Entries provided:
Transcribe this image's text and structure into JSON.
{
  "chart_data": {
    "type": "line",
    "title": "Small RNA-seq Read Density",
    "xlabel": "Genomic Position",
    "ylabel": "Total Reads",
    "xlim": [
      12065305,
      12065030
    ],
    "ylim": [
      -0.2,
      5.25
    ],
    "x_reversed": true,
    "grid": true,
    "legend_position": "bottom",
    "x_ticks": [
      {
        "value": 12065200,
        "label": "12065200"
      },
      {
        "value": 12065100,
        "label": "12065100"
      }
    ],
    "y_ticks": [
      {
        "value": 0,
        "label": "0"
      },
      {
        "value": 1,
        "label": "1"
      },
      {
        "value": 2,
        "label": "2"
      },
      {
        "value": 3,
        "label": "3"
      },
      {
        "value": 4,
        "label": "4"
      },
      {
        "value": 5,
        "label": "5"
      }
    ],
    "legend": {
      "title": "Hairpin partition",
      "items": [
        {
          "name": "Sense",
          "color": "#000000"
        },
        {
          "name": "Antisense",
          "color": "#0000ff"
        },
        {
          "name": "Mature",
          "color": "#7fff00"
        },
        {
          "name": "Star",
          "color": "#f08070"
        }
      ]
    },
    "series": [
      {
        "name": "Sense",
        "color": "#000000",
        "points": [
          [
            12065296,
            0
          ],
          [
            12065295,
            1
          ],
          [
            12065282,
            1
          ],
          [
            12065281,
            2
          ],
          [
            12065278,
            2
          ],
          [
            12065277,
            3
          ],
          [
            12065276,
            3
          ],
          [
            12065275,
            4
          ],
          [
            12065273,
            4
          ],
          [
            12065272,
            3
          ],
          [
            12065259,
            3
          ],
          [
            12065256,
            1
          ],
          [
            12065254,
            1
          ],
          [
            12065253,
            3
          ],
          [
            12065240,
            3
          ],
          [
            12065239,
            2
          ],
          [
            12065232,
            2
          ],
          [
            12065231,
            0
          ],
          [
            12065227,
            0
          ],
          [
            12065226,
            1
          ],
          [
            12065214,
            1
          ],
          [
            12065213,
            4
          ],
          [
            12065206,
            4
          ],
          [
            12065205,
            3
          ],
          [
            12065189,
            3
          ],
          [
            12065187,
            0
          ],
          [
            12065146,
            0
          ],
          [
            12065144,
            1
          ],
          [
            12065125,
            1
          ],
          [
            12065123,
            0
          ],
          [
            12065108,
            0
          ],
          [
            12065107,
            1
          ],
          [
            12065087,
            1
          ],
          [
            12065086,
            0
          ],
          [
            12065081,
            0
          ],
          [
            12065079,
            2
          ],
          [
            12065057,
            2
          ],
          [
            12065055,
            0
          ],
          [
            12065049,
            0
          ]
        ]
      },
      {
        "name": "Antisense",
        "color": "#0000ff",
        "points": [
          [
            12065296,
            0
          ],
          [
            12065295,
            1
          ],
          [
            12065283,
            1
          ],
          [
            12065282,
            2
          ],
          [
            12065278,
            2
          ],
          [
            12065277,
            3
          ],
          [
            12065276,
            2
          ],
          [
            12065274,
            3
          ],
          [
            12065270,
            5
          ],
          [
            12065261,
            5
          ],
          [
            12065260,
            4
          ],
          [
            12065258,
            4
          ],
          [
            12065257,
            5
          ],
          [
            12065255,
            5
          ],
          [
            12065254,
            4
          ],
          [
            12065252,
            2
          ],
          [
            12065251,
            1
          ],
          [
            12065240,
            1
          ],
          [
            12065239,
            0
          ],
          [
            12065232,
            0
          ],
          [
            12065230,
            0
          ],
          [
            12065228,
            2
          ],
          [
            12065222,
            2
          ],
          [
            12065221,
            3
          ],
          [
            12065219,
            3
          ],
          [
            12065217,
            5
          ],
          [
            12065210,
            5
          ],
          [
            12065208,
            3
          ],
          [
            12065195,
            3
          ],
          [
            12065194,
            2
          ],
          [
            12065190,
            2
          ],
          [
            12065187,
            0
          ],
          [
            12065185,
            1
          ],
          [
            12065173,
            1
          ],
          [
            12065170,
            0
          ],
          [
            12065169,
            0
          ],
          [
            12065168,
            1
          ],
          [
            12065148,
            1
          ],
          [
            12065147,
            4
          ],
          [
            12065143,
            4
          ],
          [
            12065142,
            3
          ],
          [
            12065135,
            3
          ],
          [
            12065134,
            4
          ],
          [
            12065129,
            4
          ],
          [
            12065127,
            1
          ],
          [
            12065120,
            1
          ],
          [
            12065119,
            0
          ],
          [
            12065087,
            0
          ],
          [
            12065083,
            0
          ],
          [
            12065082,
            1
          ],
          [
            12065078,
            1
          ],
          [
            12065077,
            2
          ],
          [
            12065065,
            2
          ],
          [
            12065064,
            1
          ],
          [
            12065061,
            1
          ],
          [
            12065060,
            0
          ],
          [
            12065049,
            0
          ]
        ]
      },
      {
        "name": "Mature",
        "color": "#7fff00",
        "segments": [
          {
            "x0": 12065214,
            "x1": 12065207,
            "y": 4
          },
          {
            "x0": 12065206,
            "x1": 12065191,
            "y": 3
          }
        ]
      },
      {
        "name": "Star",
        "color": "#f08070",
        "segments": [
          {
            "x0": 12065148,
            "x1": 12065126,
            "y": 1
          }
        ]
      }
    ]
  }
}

Your objective: Extract each line of the listing above, copying it word for word.

Answer to this problem:
Transcribe this image's text and structure into JSON.
{
  "chart_data": {
    "type": "line",
    "title": "Small RNA-seq Read Density",
    "xlabel": "Genomic Position",
    "ylabel": "Total Reads",
    "xlim": [
      12065305,
      12065030
    ],
    "ylim": [
      -0.2,
      5.25
    ],
    "x_reversed": true,
    "grid": true,
    "legend_position": "bottom",
    "x_ticks": [
      {
        "value": 12065200,
        "label": "12065200"
      },
      {
        "value": 12065100,
        "label": "12065100"
      }
    ],
    "y_ticks": [
      {
        "value": 0,
        "label": "0"
      },
      {
        "value": 1,
        "label": "1"
      },
      {
        "value": 2,
        "label": "2"
      },
      {
        "value": 3,
        "label": "3"
      },
      {
        "value": 4,
        "label": "4"
      },
      {
        "value": 5,
        "label": "5"
      }
    ],
    "legend": {
      "title": "Hairpin partition",
      "items": [
        {
          "name": "Sense",
          "color": "#000000"
        },
        {
          "name": "Antisense",
          "color": "#0000ff"
        },
        {
          "name": "Mature",
          "color": "#7fff00"
        },
        {
          "name": "Star",
          "color": "#f08070"
        }
      ]
    },
    "series": [
      {
        "name": "Sense",
        "color": "#000000",
        "points": [
          [
            12065296,
            0
          ],
          [
            12065295,
            1
          ],
          [
            12065282,
            1
          ],
          [
            12065281,
            2
          ],
          [
            12065278,
            2
          ],
          [
            12065277,
            3
          ],
          [
            12065276,
            3
          ],
          [
            12065275,
            4
          ],
          [
            12065273,
            4
          ],
          [
            12065272,
            3
          ],
          [
            12065259,
            3
          ],
          [
            12065256,
            1
          ],
          [
            12065254,
            1
          ],
          [
            12065253,
            3
          ],
          [
            12065240,
            3
          ],
          [
            12065239,
            2
          ],
          [
            12065232,
            2
          ],
          [
            12065231,
            0
          ],
          [
            12065227,
            0
          ],
          [
            12065226,
            1
          ],
          [
            12065214,
            1
          ],
          [
            12065213,
            4
          ],
          [
            12065206,
            4
          ],
          [
            12065205,
            3
          ],
          [
            12065189,
            3
          ],
          [
            12065187,
            0
          ],
          [
            12065146,
            0
          ],
          [
            12065144,
            1
          ],
          [
            12065125,
            1
          ],
          [
            12065123,
            0
          ],
          [
            12065108,
            0
          ],
          [
            12065107,
            1
          ],
          [
            12065087,
            1
          ],
          [
            12065086,
            0
          ],
          [
            12065081,
            0
          ],
          [
            12065079,
            2
          ],
          [
            12065057,
            2
          ],
          [
            12065055,
            0
          ],
          [
            12065049,
            0
          ]
        ]
      },
      {
        "name": "Antisense",
        "color": "#0000ff",
        "points": [
          [
            12065296,
            0
          ],
          [
            12065295,
            1
          ],
          [
            12065283,
            1
          ],
          [
            12065282,
            2
          ],
          [
            12065278,
            2
          ],
          [
            12065277,
            3
          ],
          [
            12065276,
            2
          ],
          [
            12065274,
            3
          ],
          [
            12065270,
            5
          ],
          [
            12065261,
            5
          ],
          [
            12065260,
            4
          ],
          [
            12065258,
            4
          ],
          [
            12065257,
            5
          ],
          [
            12065255,
            5
          ],
          [
            12065254,
            4
          ],
          [
            12065252,
            2
          ],
          [
            12065251,
            1
          ],
          [
            12065240,
            1
          ],
          [
            12065239,
            0
          ],
          [
            12065232,
            0
          ],
          [
            12065230,
            0
          ],
          [
            12065228,
            2
          ],
          [
            12065222,
            2
          ],
          [
            12065221,
            3
          ],
          [
            12065219,
            3
          ],
          [
            12065217,
            5
          ],
          [
            12065210,
            5
          ],
          [
            12065208,
            3
          ],
          [
            12065195,
            3
          ],
          [
            12065194,
            2
          ],
          [
            12065190,
            2
          ],
          [
            12065187,
            0
          ],
          [
            12065185,
            1
          ],
          [
            12065173,
            1
          ],
          [
            12065170,
            0
          ],
          [
            12065169,
            0
          ],
          [
            12065168,
            1
          ],
          [
            12065148,
            1
          ],
          [
            12065147,
            4
          ],
          [
            12065143,
            4
          ],
          [
            12065142,
            3
          ],
          [
            12065135,
            3
          ],
          [
            12065134,
            4
          ],
          [
            12065129,
            4
          ],
          [
            12065127,
            1
          ],
          [
            12065120,
            1
          ],
          [
            12065119,
            0
          ],
          [
            12065087,
            0
          ],
          [
            12065083,
            0
          ],
          [
            12065082,
            1
          ],
          [
            12065078,
            1
          ],
          [
            12065077,
            2
          ],
          [
            12065065,
            2
          ],
          [
            12065064,
            1
          ],
          [
            12065061,
            1
          ],
          [
            12065060,
            0
          ],
          [
            12065049,
            0
          ]
        ]
      },
      {
        "name": "Mature",
        "color": "#7fff00",
        "segments": [
          {
            "x0": 12065214,
            "x1": 12065207,
            "y": 4
          },
          {
            "x0": 12065206,
            "x1": 12065191,
            "y": 3
          }
        ]
      },
      {
        "name": "Star",
        "color": "#f08070",
        "segments": [
          {
            "x0": 12065148,
            "x1": 12065126,
            "y": 1
          }
        ]
      }
    ]
  }
}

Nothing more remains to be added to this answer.